## SET PROBLEM A
In the expression pedal thread, which keyboard does Mornats plug the M-Audio Expression pedal into?
## SET PROBLEM B
From the expression pedal thread, copy the stretch from "I looked at" through "in 127 steps.".

# Which expression Pedal to control Modwheel input?



## MA-Simon (Dec 20, 2019)

What it needs to do: Replace my Modwheel when playing with 2 hands.

I looked at some here: https://www.thomann.de ... but I just have no idea what to look out for.
They have all some inbuilt fx stuff which I don't need and nothing says it can actually control in 127 steps. 

Which would you recommend?
It should be smooth, some reviews say there is 1-2 cm of dead zones on some pedals).


----------



## Mornats (Dec 20, 2019)

I use this for expression https://m.thomann.de/gb/maudio_expression_pedal.htm (M-audio Expression pedal) and find it's quite decent. It plugs into the expression port of my S61 keyboard and, as you'd expect, controls the expression. You could change it in Kontakt perhaps. I've no idea if it can do all 127 layers but I've not had it top out or bottom out too early. It's cheap too.


----------



## MA-Simon (Dec 20, 2019)

Mornats said:


> I use this for expression https://m.thomann.de/gb/maudio_expression_pedal.htm (M-audio Expression pedal) and find it's quite decent. It plugs into the expression port of my S61 keyboard and, as you'd expect, controls the expression. You could change it in Kontakt perhaps. I've no idea if it can do all 127 layers but I've not had it top out or bottom out too early. It's cheap too.


That sounds good! Was expecting to spend at least 100€ though haha. But for ~15€ I might just try it.


----------



## Zero&One (Dec 20, 2019)

Layout coordinate data:
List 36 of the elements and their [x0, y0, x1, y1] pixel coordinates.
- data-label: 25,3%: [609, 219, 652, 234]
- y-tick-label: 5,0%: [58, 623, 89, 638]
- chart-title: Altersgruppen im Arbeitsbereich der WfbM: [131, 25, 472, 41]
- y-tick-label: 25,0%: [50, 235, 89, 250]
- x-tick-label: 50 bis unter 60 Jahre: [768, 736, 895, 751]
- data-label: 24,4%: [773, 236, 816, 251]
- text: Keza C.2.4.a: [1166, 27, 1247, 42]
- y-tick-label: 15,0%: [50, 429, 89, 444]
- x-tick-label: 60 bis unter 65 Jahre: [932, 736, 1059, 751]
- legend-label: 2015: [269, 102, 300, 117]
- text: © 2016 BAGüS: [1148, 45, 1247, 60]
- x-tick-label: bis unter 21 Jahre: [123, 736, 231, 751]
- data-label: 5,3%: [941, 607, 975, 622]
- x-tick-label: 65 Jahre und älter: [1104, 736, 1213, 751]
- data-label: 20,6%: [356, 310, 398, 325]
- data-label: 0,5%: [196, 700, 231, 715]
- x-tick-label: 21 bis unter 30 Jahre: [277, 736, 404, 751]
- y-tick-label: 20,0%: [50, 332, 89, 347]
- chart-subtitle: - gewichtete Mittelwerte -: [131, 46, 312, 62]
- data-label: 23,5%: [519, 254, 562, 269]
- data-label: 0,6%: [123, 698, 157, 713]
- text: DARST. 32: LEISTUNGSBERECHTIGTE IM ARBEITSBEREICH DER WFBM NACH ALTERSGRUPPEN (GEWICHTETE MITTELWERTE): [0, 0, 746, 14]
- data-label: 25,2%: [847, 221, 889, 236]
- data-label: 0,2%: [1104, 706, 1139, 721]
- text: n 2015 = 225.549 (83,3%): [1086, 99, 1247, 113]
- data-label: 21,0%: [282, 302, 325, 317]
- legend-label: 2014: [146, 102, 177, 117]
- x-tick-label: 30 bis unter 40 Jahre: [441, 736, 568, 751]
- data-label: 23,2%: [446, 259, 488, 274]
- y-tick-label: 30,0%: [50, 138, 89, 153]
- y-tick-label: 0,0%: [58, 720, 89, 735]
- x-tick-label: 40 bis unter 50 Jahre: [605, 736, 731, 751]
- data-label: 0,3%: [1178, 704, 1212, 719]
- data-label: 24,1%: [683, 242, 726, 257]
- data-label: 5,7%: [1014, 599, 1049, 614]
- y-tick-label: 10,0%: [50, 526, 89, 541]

## EXERCISE RESPONSE A
An S61 keyboard, through its expression port.

## EXERCISE RESPONSE B
I looked at some here: https://www.thomann.de ... but I just have no idea what to look out for.
They have all some inbuilt fx stuff which I don't need and nothing says it can actually control in 127 steps.